● REQUIREMENTS
Write the data below out exactly as it stands. Do not include the pictures.

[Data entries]

== == ==

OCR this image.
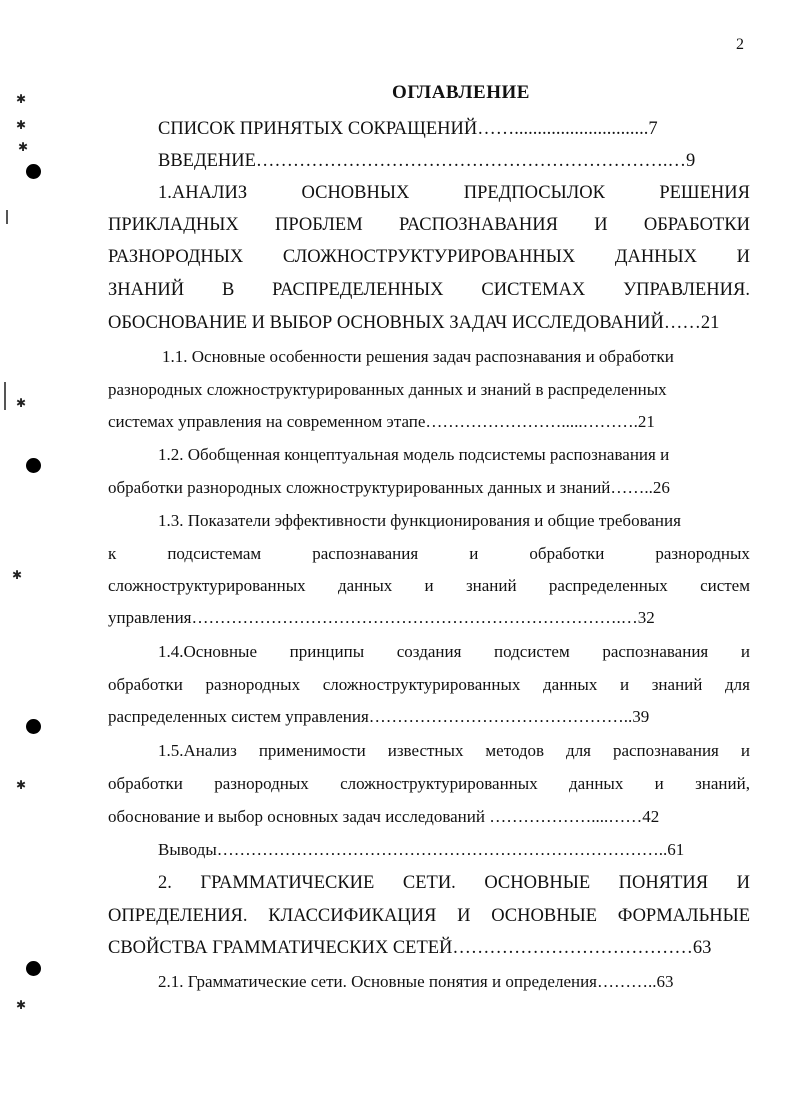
2
ОГЛАВЛЕНИЕ
СПИСОК ПРИНЯТЫХ СОКРАЩЕНИЙ…….............................7
ВВЕДЕНИЕ………………………………………………………….…9
1.АНАЛИЗ	ОСНОВНЫХ	ПРЕДПОСЫЛОК	РЕШЕНИЯ
ПРИКЛАДНЫХ ПРОБЛЕМ РАСПОЗНАВАНИЯ И ОБРАБОТКИ
РАЗНОРОДНЫХ СЛОЖНОСТРУКТУРИРОВАННЫХ ДАННЫХ И
ЗНАНИЙ В РАСПРЕДЕЛЕННЫХ СИСТЕМАХ УПРАВЛЕНИЯ.
ОБОСНОВАНИЕ И ВЫБОР ОСНОВНЫХ ЗАДАЧ ИССЛЕДОВАНИЙ……21
1.1. Основные особенности решения задач распознавания и обработки
разнородных сложноструктурированных данных и знаний в распределенных
системах управления на современном этапе…………………….....……….21
1.2. Обобщенная концептуальная модель подсистемы распознавания и
обработки разнородных сложноструктурированных данных и знаний……..26
1.3. Показатели эффективности функционирования и общие требования
к	подсистемам	распознавания	и	обработки	разнородных
сложноструктурированных данных и знаний распределенных систем
управления………………………………………………………………….…32
1.4.Основные принципы создания подсистем распознавания и
обработки разнородных сложноструктурированных данных и знаний для
распределенных систем управления………………………………………..39
1.5.Анализ применимости известных методов для распознавания и
обработки разнородных сложноструктурированных данных и знаний,
обоснование и выбор основных задач исследований ………………....……42
Выводы……………………………………………………………………..61
2. ГРАММАТИЧЕСКИЕ СЕТИ. ОСНОВНЫЕ ПОНЯТИЯ И
ОПРЕДЕЛЕНИЯ. КЛАССИФИКАЦИЯ И ОСНОВНЫЕ ФОРМАЛЬНЫЕ
СВОЙСТВА ГРАММАТИЧЕСКИХ СЕТЕЙ…………………………………63
2.1. Грамматические сети. Основные понятия и определения………..63
✱
✱
✱
✱
✱
✱
✱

== == ==

● ANSWER TO THE TASK
OCR this image.
2
ОГЛАВЛЕНИЕ
СПИСОК ПРИНЯТЫХ СОКРАЩЕНИЙ…….............................7
ВВЕДЕНИЕ………………………………………………………….…9
1.АНАЛИЗ	ОСНОВНЫХ	ПРЕДПОСЫЛОК	РЕШЕНИЯ
ПРИКЛАДНЫХ ПРОБЛЕМ РАСПОЗНАВАНИЯ И ОБРАБОТКИ
РАЗНОРОДНЫХ СЛОЖНОСТРУКТУРИРОВАННЫХ ДАННЫХ И
ЗНАНИЙ В РАСПРЕДЕЛЕННЫХ СИСТЕМАХ УПРАВЛЕНИЯ.
ОБОСНОВАНИЕ И ВЫБОР ОСНОВНЫХ ЗАДАЧ ИССЛЕДОВАНИЙ……21
1.1. Основные особенности решения задач распознавания и обработки
разнородных сложноструктурированных данных и знаний в распределенных
системах управления на современном этапе…………………….....……….21
1.2. Обобщенная концептуальная модель подсистемы распознавания и
обработки разнородных сложноструктурированных данных и знаний……..26
1.3. Показатели эффективности функционирования и общие требования
к	подсистемам	распознавания	и	обработки	разнородных
сложноструктурированных данных и знаний распределенных систем
управления………………………………………………………………….…32
1.4.Основные принципы создания подсистем распознавания и
обработки разнородных сложноструктурированных данных и знаний для
распределенных систем управления………………………………………..39
1.5.Анализ применимости известных методов для распознавания и
обработки разнородных сложноструктурированных данных и знаний,
обоснование и выбор основных задач исследований ………………....……42
Выводы……………………………………………………………………..61
2. ГРАММАТИЧЕСКИЕ СЕТИ. ОСНОВНЫЕ ПОНЯТИЯ И
ОПРЕДЕЛЕНИЯ. КЛАССИФИКАЦИЯ И ОСНОВНЫЕ ФОРМАЛЬНЫЕ
СВОЙСТВА ГРАММАТИЧЕСКИХ СЕТЕЙ…………………………………63
2.1. Грамматические сети. Основные понятия и определения………..63
✱
✱
✱
✱
✱
✱
✱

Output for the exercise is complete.